Omitting all pictures, print the lines of the listing from the one containing "What text is on this page?" through the final line, both ends included, with no other text.

=====

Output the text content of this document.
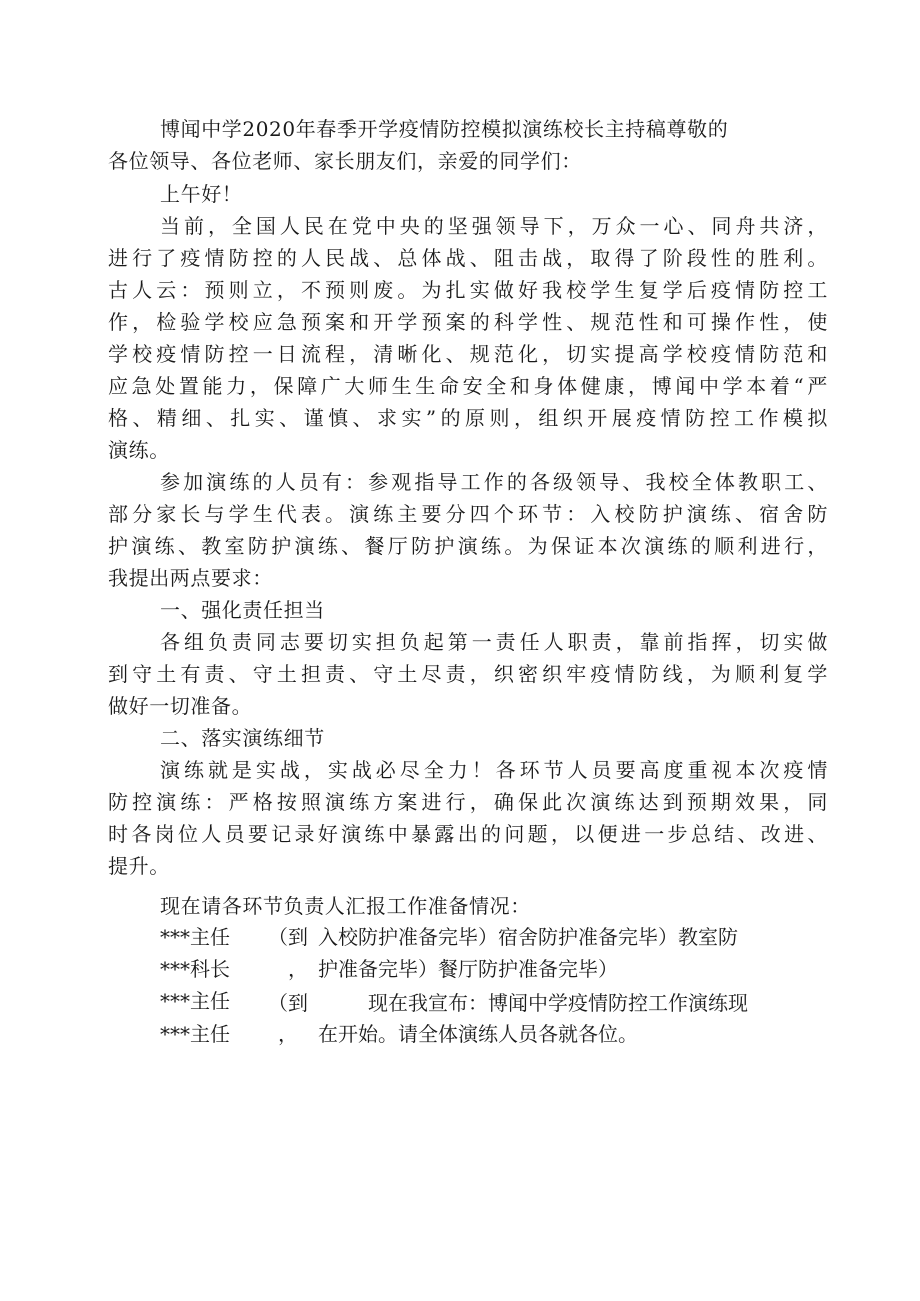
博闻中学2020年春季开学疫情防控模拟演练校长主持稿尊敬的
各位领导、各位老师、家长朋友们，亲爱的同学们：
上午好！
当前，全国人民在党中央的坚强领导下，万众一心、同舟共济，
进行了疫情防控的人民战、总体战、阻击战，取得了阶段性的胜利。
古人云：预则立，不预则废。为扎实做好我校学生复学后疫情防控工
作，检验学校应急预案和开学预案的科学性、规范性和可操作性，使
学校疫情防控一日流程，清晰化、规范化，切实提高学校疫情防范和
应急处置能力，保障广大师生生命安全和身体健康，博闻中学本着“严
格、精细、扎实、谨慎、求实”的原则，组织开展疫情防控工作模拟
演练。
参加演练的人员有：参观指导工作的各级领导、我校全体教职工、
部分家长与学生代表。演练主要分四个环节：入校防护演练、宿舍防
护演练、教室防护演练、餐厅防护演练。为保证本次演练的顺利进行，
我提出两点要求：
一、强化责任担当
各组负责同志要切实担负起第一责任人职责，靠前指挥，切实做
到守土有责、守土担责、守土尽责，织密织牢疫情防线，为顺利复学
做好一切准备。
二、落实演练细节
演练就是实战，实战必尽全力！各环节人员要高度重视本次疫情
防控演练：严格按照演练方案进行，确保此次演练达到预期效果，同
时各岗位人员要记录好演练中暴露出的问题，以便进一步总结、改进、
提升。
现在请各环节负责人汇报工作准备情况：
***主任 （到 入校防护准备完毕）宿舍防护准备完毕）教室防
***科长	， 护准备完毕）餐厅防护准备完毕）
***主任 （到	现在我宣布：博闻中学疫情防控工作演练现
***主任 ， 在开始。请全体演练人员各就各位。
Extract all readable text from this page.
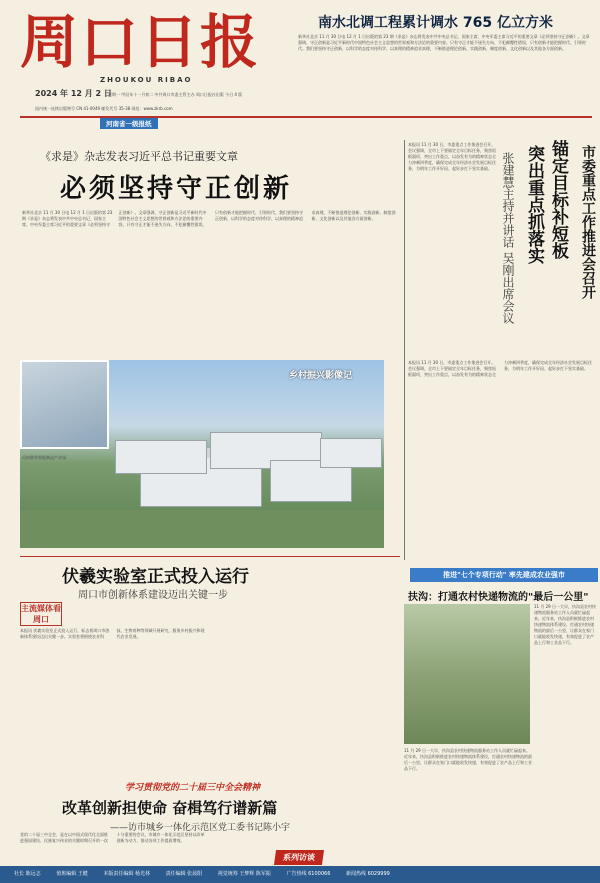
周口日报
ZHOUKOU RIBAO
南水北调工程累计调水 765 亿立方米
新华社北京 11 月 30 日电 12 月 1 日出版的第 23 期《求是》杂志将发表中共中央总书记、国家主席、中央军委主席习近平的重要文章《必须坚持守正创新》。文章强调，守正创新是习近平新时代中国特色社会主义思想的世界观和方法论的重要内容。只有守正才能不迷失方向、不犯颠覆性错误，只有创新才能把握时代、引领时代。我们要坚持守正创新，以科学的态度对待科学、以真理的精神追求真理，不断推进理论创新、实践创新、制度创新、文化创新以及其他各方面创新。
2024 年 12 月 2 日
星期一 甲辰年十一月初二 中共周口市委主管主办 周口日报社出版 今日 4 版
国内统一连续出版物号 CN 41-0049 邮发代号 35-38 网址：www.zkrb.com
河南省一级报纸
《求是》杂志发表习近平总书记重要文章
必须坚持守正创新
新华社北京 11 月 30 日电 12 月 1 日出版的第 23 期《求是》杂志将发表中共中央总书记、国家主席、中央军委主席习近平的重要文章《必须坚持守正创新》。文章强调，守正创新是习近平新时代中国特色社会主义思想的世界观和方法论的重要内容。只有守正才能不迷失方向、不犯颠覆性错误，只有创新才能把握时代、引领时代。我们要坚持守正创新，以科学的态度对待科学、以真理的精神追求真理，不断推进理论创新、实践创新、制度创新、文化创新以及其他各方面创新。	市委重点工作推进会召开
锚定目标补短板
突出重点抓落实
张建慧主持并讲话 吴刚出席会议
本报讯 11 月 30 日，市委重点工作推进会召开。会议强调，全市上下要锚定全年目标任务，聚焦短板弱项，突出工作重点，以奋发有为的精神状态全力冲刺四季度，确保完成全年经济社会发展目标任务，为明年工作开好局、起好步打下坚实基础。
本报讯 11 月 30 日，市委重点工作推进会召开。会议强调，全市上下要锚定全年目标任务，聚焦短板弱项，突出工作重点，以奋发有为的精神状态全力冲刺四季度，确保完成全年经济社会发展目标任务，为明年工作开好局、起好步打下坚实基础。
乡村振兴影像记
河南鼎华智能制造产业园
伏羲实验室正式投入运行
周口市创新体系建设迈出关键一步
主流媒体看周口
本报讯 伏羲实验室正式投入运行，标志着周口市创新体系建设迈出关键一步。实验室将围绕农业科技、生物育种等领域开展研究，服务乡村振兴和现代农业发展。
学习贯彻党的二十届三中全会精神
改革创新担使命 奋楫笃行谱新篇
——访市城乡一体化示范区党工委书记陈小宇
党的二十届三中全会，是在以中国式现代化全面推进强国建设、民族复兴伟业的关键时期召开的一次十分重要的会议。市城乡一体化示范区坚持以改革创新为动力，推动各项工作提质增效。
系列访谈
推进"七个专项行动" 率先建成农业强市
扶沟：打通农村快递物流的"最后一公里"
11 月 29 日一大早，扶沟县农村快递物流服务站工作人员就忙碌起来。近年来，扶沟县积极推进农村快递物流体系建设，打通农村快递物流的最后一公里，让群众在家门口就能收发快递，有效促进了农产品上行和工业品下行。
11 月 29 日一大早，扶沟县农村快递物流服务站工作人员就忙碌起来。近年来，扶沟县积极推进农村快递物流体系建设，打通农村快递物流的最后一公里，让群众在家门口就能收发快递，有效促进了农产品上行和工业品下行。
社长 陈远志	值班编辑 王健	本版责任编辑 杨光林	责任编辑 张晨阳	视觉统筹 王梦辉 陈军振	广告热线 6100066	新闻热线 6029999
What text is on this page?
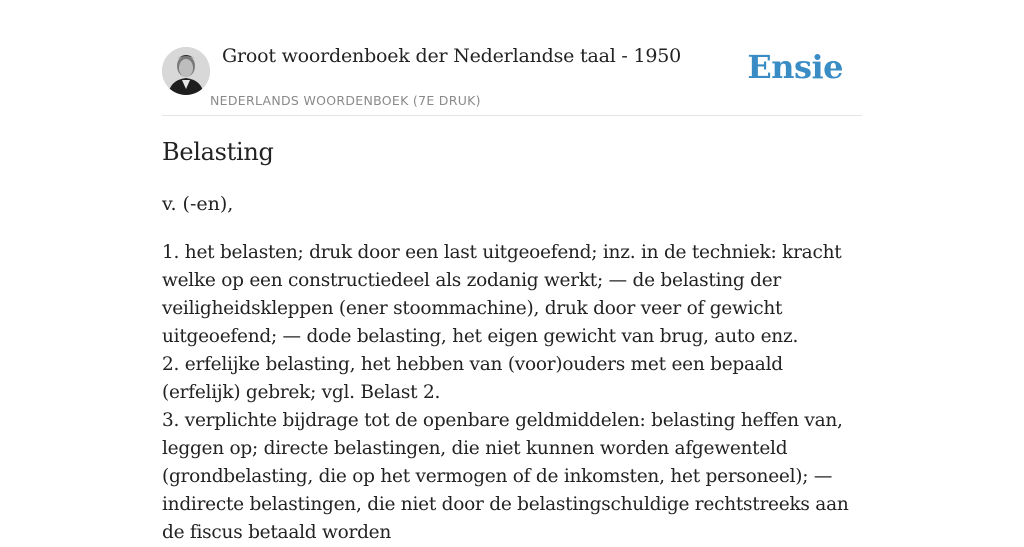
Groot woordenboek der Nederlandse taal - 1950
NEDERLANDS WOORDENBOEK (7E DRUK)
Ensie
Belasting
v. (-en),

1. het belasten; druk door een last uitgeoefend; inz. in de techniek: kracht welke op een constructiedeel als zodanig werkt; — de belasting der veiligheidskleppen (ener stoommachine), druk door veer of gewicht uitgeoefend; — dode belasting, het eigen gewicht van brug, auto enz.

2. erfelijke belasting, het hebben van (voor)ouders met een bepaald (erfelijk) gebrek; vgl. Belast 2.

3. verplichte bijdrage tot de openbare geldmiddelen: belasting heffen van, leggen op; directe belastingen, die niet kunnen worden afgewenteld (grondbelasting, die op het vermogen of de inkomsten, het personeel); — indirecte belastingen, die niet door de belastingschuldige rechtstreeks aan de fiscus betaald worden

=====

* **THE OUTPUT**
What text is on this page?
Groot woordenboek der Nederlandse taal - 1950
NEDERLANDS WOORDENBOEK (7E DRUK)
Ensie
Belasting
v. (-en),

1. het belasten; druk door een last uitgeoefend; inz. in de techniek: kracht welke op een constructiedeel als zodanig werkt; — de belasting der veiligheidskleppen (ener stoommachine), druk door veer of gewicht uitgeoefend; — dode belasting, het eigen gewicht van brug, auto enz.

2. erfelijke belasting, het hebben van (voor)ouders met een bepaald (erfelijk) gebrek; vgl. Belast 2.

3. verplichte bijdrage tot de openbare geldmiddelen: belasting heffen van, leggen op; directe belastingen, die niet kunnen worden afgewenteld (grondbelasting, die op het vermogen of de inkomsten, het personeel); — indirecte belastingen, die niet door de belastingschuldige rechtstreeks aan de fiscus betaald worden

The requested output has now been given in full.